--- begin ---

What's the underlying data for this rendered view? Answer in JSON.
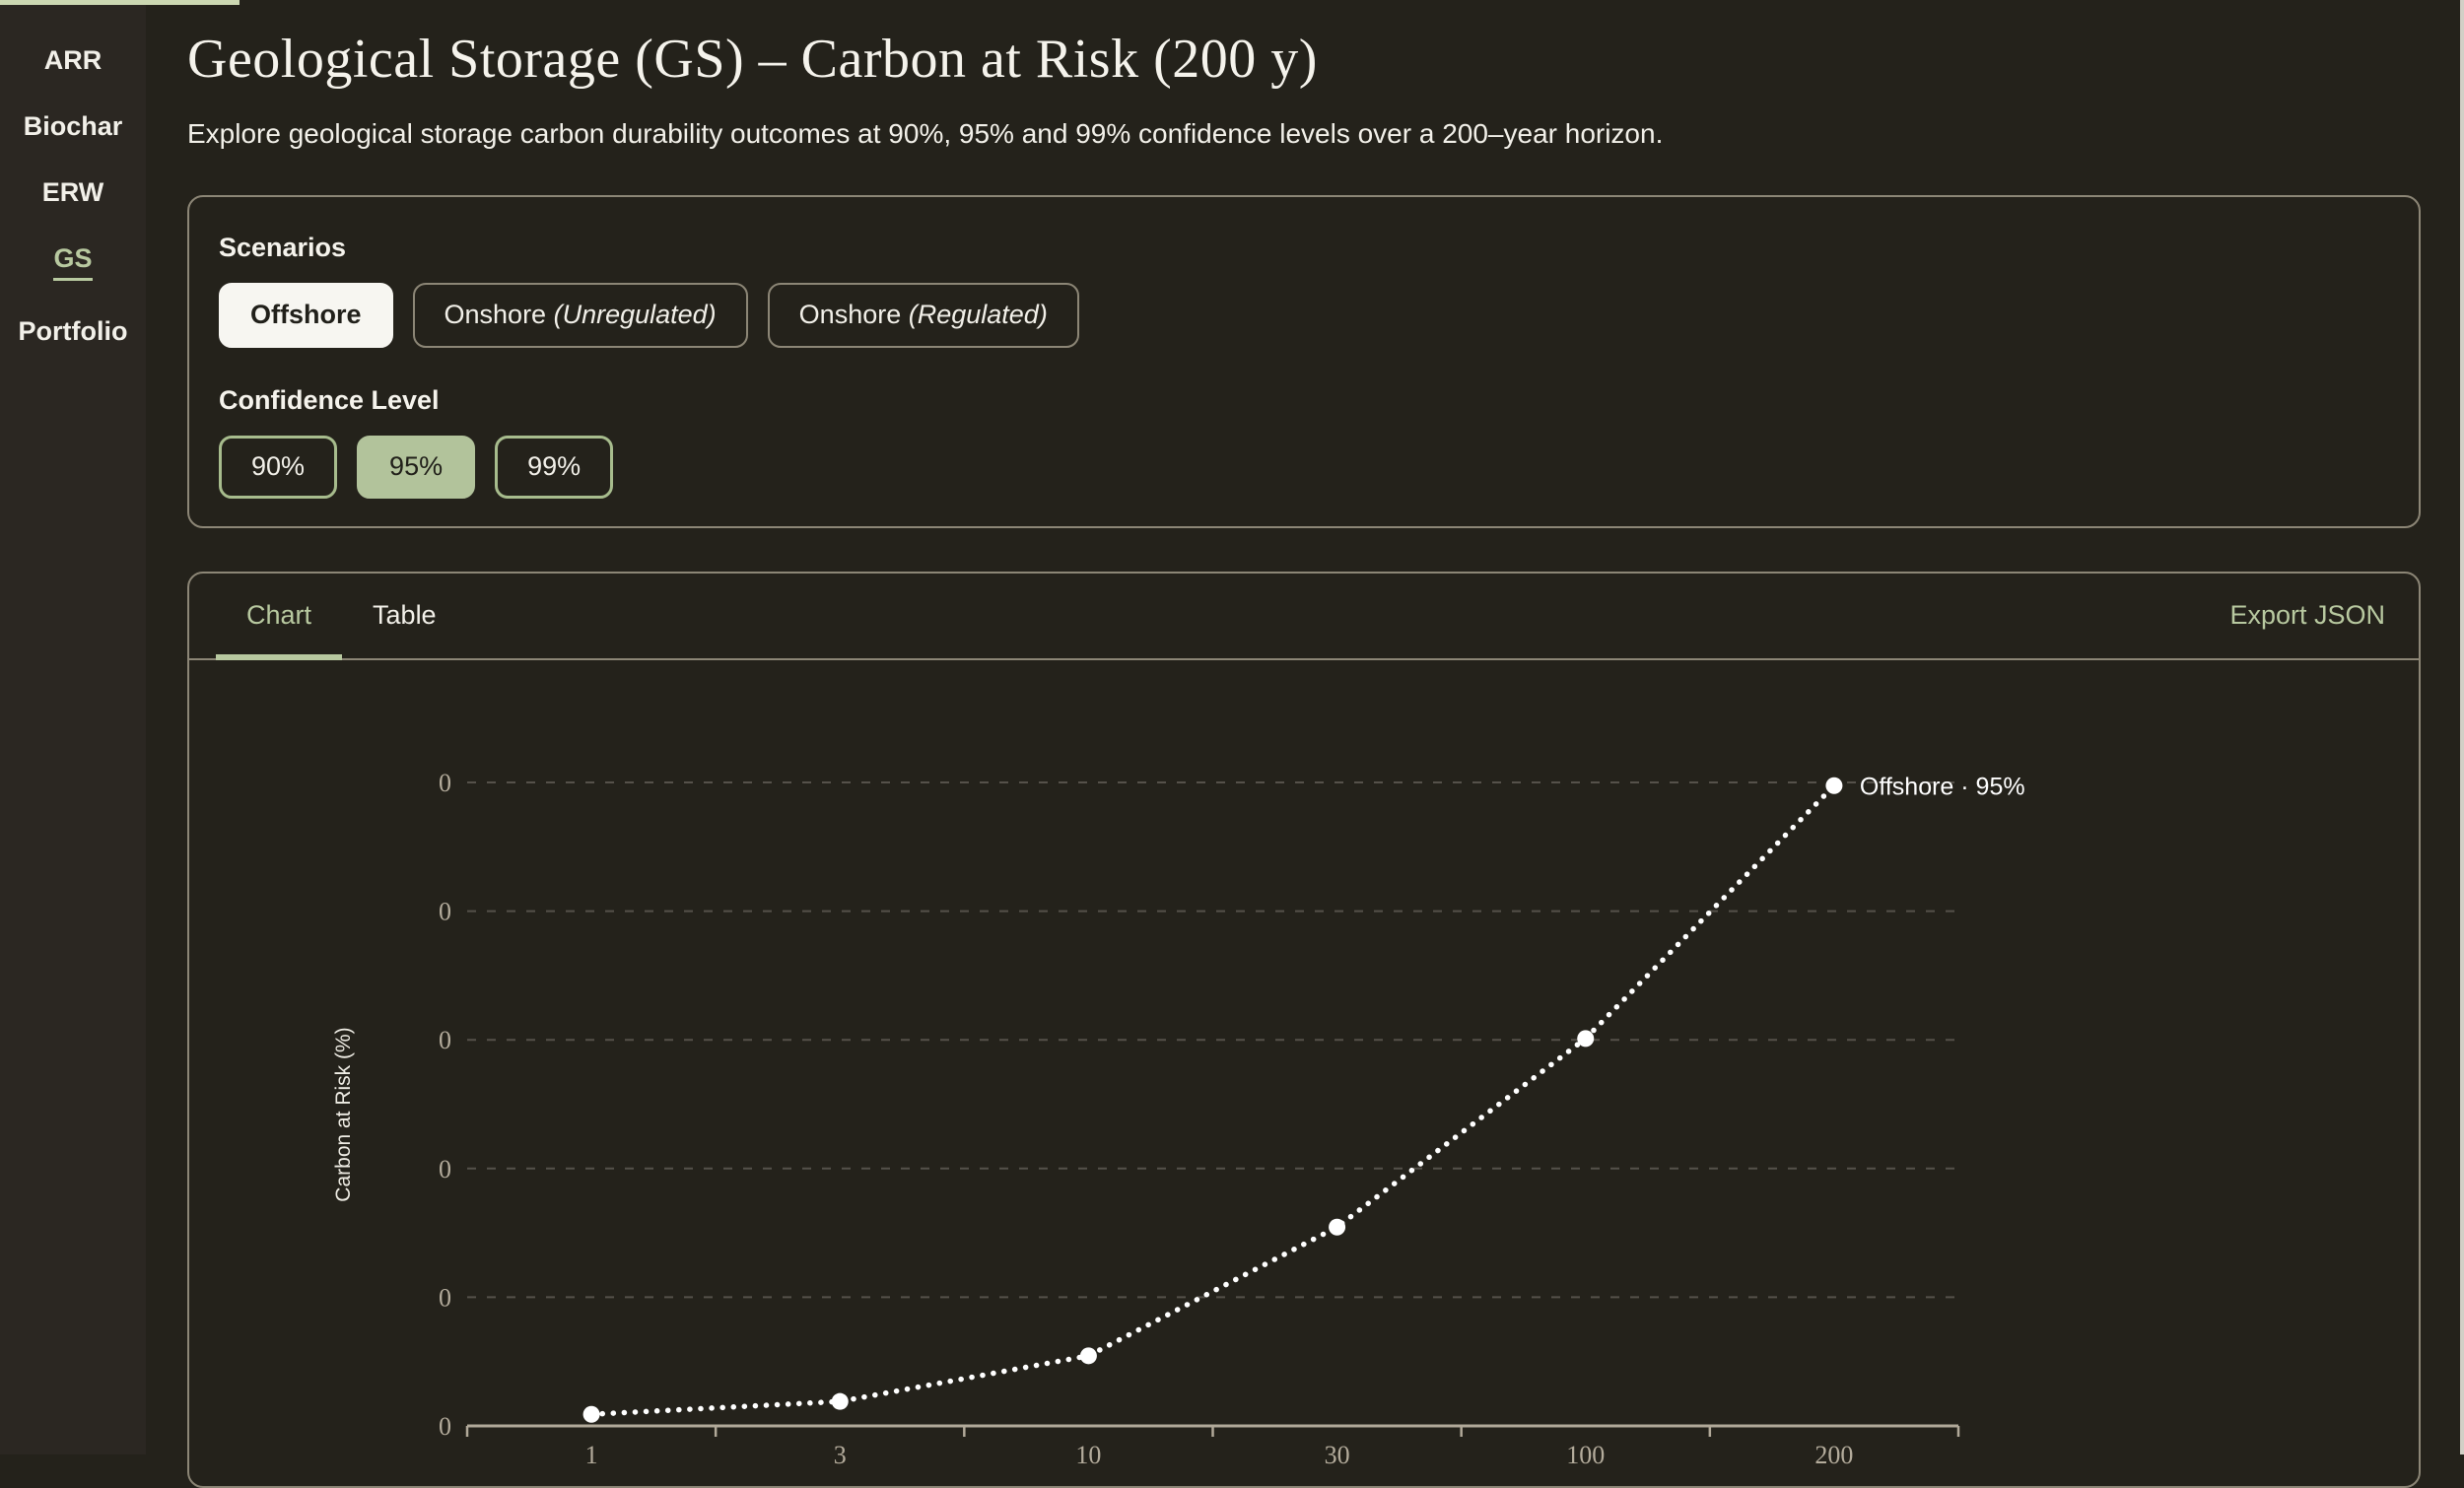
{
  "sidebar": {
    "items": [
      {
        "label": "ARR",
        "active": false
      },
      {
        "label": "Biochar",
        "active": false
      },
      {
        "label": "ERW",
        "active": false
      },
      {
        "label": "GS",
        "active": true
      },
      {
        "label": "Portfolio",
        "active": false
      }
    ]
  },
  "header": {
    "title": "Geological Storage (GS) – Carbon at Risk (200 y)",
    "subtitle": "Explore geological storage carbon durability outcomes at 90%, 95% and 99% confidence levels over a 200–year horizon."
  },
  "controls": {
    "scenarios_label": "Scenarios",
    "scenario_options": [
      {
        "label": "Offshore",
        "suffix": "",
        "selected": true
      },
      {
        "label": "Onshore ",
        "suffix": "(Unregulated)",
        "selected": false
      },
      {
        "label": "Onshore ",
        "suffix": "(Regulated)",
        "selected": false
      }
    ],
    "confidence_label": "Confidence Level",
    "confidence_options": [
      {
        "label": "90%",
        "selected": false
      },
      {
        "label": "95%",
        "selected": true
      },
      {
        "label": "99%",
        "selected": false
      }
    ]
  },
  "panel": {
    "tabs": [
      {
        "label": "Chart",
        "active": true
      },
      {
        "label": "Table",
        "active": false
      }
    ],
    "export_label": "Export JSON"
  },
  "chart_data": {
    "type": "line",
    "line_style": "dotted",
    "title": "",
    "xlabel": "",
    "ylabel": "Carbon at Risk (%)",
    "x_scale": "log-band",
    "grid": "dashed-horizontal",
    "legend_position": "end-of-line-label",
    "x_values": [
      1,
      3,
      10,
      30,
      100,
      200
    ],
    "x_tick_labels": [
      "1",
      "3",
      "10",
      "30",
      "100",
      "200"
    ],
    "y_tick_labels": [
      "0",
      "0",
      "0",
      "0",
      "0",
      "0"
    ],
    "series": [
      {
        "name": "Offshore · 95%",
        "x": [
          1,
          3,
          10,
          30,
          100,
          200
        ],
        "values_relative_to_top_gridline": [
          0.018,
          0.038,
          0.109,
          0.309,
          0.602,
          0.995
        ]
      }
    ],
    "point_label": "Offshore · 95%",
    "colors": {
      "line": "#ffffff",
      "marker": "#ffffff",
      "axis": "#b1a999",
      "gridline": "#55514a",
      "tick_label": "#b4ac9c",
      "point_label_text": "#ffffff"
    }
  },
  "theme": {
    "page_bg": "#24221b",
    "sidebar_bg": "#2b2722",
    "accent_green": "#b8c9a0",
    "selected_conf_bg": "#b2c39b",
    "selected_scenario_bg": "#f7f6f1",
    "card_border": "#8c8676",
    "top_strip": "#ccd8b2",
    "dark_text": "#21201a"
  }
}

--- end ---

Exercise:
Select and copy every line of the material that holds the string "Offshore".

Reply to the exercise:
        "label": "Offshore",
        "name": "Offshore · 95%",
    "point_label": "Offshore · 95%",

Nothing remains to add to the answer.